Scan the lines below for the word "NEXT". Copy each line you find it in.
◆ ◆ ◆
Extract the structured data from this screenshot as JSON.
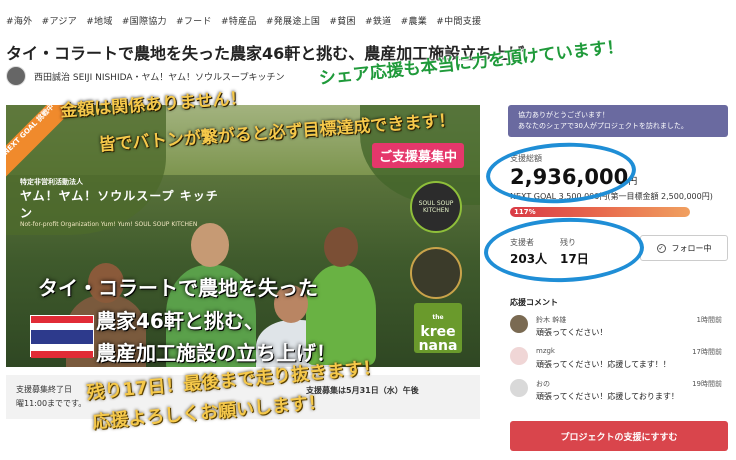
{
  "tags": [
    "#海外",
    "#アジア",
    "#地域",
    "#国際協力",
    "#フード",
    "#特産品",
    "#発展途上国",
    "#貧困",
    "#鉄道",
    "#農業",
    "#中間支援"
  ],
  "title": "タイ・コラートで農地を失った農家46軒と挑む、農産加工施設立ち上げ",
  "owner": "西田誠治 SEIJI NISHIDA・ヤム！ヤム！ソウルスープキッチン",
  "hero": {
    "ribbon": "NEXT GOAL 挑戦中",
    "npo_line1": "特定非営利活動法人",
    "npo_line2": "ヤム！ヤム！ソウルスープ キッチン",
    "npo_line3": "Not-for-profit Organization Yum! Yum! SOUL SOUP KITCHEN",
    "badge": "ご支援募集中",
    "logo_text": "SOUL SOUP KITCHEN",
    "kree_big": "kree nana",
    "kree_small": "the",
    "line1": "タイ・コラートで農地を失った",
    "line2": "農家46軒と挑む、",
    "line3": "農産加工施設の立ち上げ！"
  },
  "hero_bottom": {
    "left_line1": "支援募集終了日",
    "left_line2": "曜11:00までです。",
    "right": "支援募集は5月31日（水）午後"
  },
  "sidebar": {
    "banner_line1": "協力ありがとうございます！",
    "banner_line2": "あなたのシェアで30人がプロジェクトを訪れました。",
    "total_label": "支援総額",
    "total_value": "2,936,000",
    "total_unit": "円",
    "next_goal": "NEXT GOAL 3,500,000円(第一目標金額 2,500,000円)",
    "progress_label": "117%",
    "supporters_label": "支援者",
    "supporters_value": "203人",
    "remaining_label": "残り",
    "remaining_value": "17日",
    "follow_label": "フォロー中",
    "comments_heading": "応援コメント",
    "comments": [
      {
        "name": "鈴木 幹雄",
        "time": "1時間前",
        "text": "頑張ってください！"
      },
      {
        "name": "mzgk",
        "time": "17時間前",
        "text": "頑張ってください！応援してます！！"
      },
      {
        "name": "おの",
        "time": "19時間前",
        "text": "頑張ってください！応援しております！"
      }
    ],
    "cta": "プロジェクトの支援にすすむ"
  },
  "handwriting": {
    "green1": "シェア応援も本当に力を頂けています！",
    "green2": "金額は関係ありません！",
    "green3": "皆でバトンが繋がると必ず目標達成できます！",
    "yellow1": "残り17日！最後まで走り抜きます！",
    "yellow2": "応援よろしくお願いします！"
  },
  "colors": {
    "cta": "#d9454c",
    "badge": "#e5376b",
    "ring": "#1f8ed6",
    "banner": "#6a6aa0"
  }
}
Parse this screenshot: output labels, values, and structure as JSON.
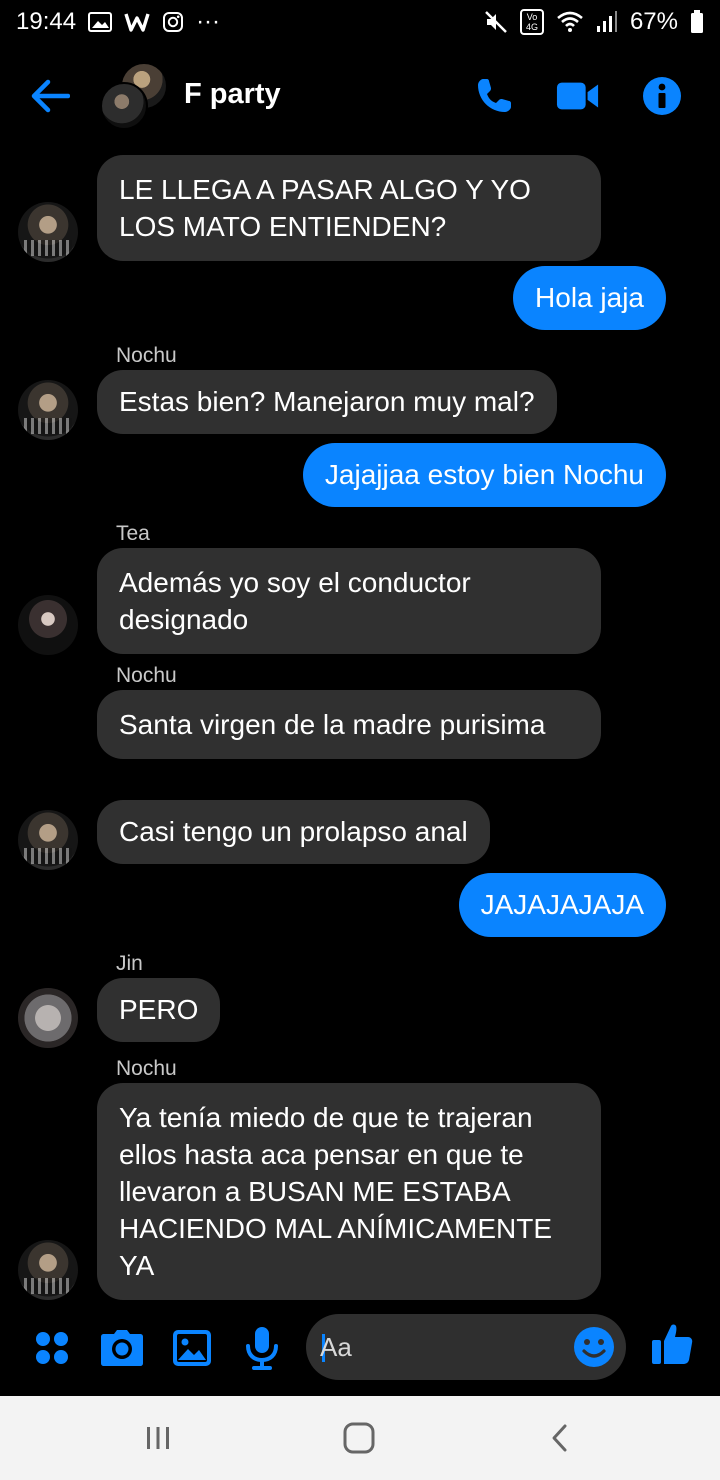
{
  "status_bar": {
    "time": "19:44",
    "more": "···",
    "network": "Vo) 4G",
    "battery": "67%"
  },
  "header": {
    "title": "F party",
    "icons": [
      "back-arrow-icon",
      "phone-icon",
      "video-icon",
      "info-icon"
    ]
  },
  "messages": [
    {
      "type": "in",
      "sender": "",
      "avatar": "nochu",
      "text": "LE LLEGA A PASAR ALGO Y YO LOS MATO ENTIENDEN?"
    },
    {
      "type": "out",
      "text": "Hola jaja"
    },
    {
      "type": "in",
      "sender": "Nochu",
      "avatar": "nochu",
      "text": "Estas bien? Manejaron muy mal?"
    },
    {
      "type": "out",
      "text": "Jajajjaa estoy bien Nochu"
    },
    {
      "type": "in",
      "sender": "Tea",
      "avatar": "tea",
      "text": "Además yo soy el conductor designado"
    },
    {
      "type": "in",
      "sender": "Nochu",
      "avatar": "",
      "text": "Santa virgen de la madre purisima"
    },
    {
      "type": "in",
      "sender": "",
      "avatar": "nochu",
      "text": "Casi tengo un prolapso anal"
    },
    {
      "type": "out",
      "text": "JAJAJAJAJA"
    },
    {
      "type": "in",
      "sender": "Jin",
      "avatar": "jin",
      "text": "PERO"
    },
    {
      "type": "in",
      "sender": "Nochu",
      "avatar": "nochu",
      "text": "Ya tenía miedo de que te trajeran ellos hasta aca pensar en que te llevaron a BUSAN ME ESTABA HACIENDO MAL ANÍMICAMENTE YA"
    }
  ],
  "composer": {
    "placeholder": "Aa",
    "icons": [
      "menu-dots-icon",
      "camera-icon",
      "gallery-icon",
      "microphone-icon",
      "emoji-icon",
      "thumbs-up-icon"
    ]
  },
  "navbar": {
    "icons": [
      "recent-apps-icon",
      "home-icon",
      "back-icon"
    ]
  },
  "colors": {
    "accent": "#0a84ff",
    "incoming_bubble": "#303030",
    "background": "#000000"
  }
}
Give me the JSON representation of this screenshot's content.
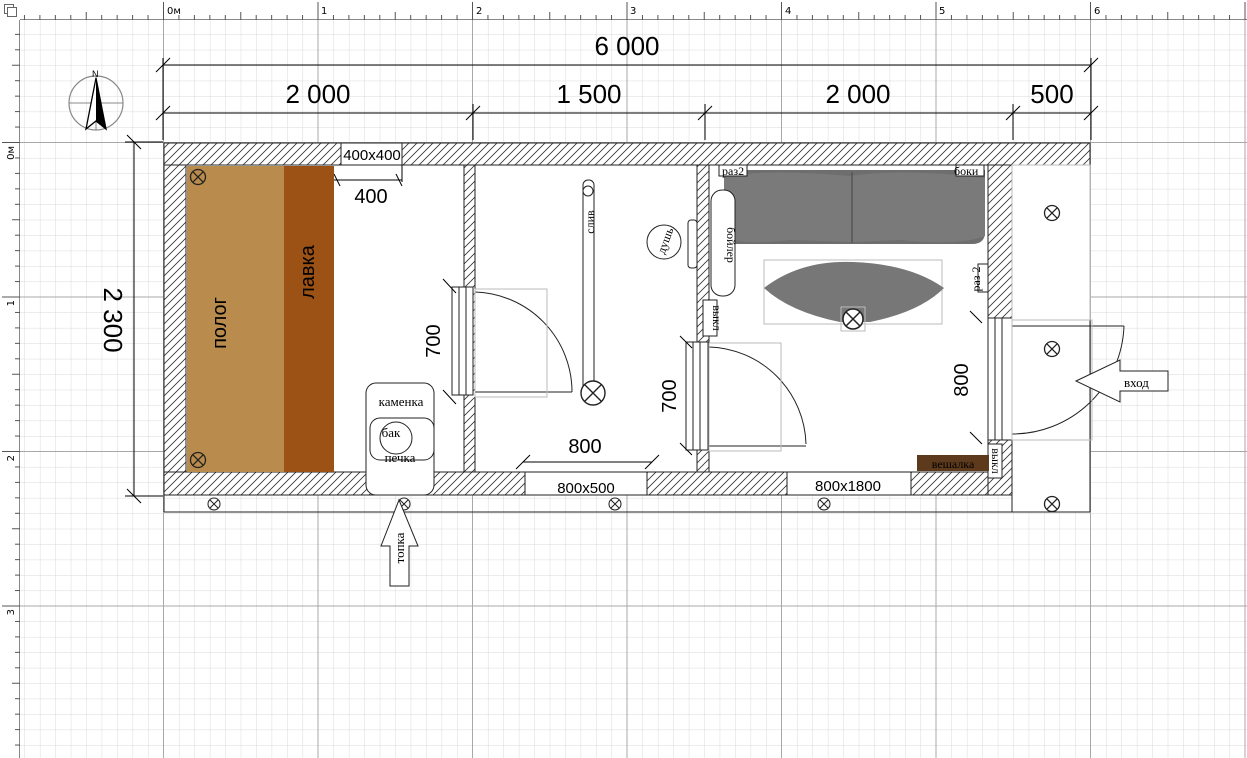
◆ ◆ ◆
REPLY:
    "ribbon": "NEXT GOAL 挑戦中",
    "next_goal": "NEXT GOAL 3,500,000円(第一目標金額 2,500,000円)",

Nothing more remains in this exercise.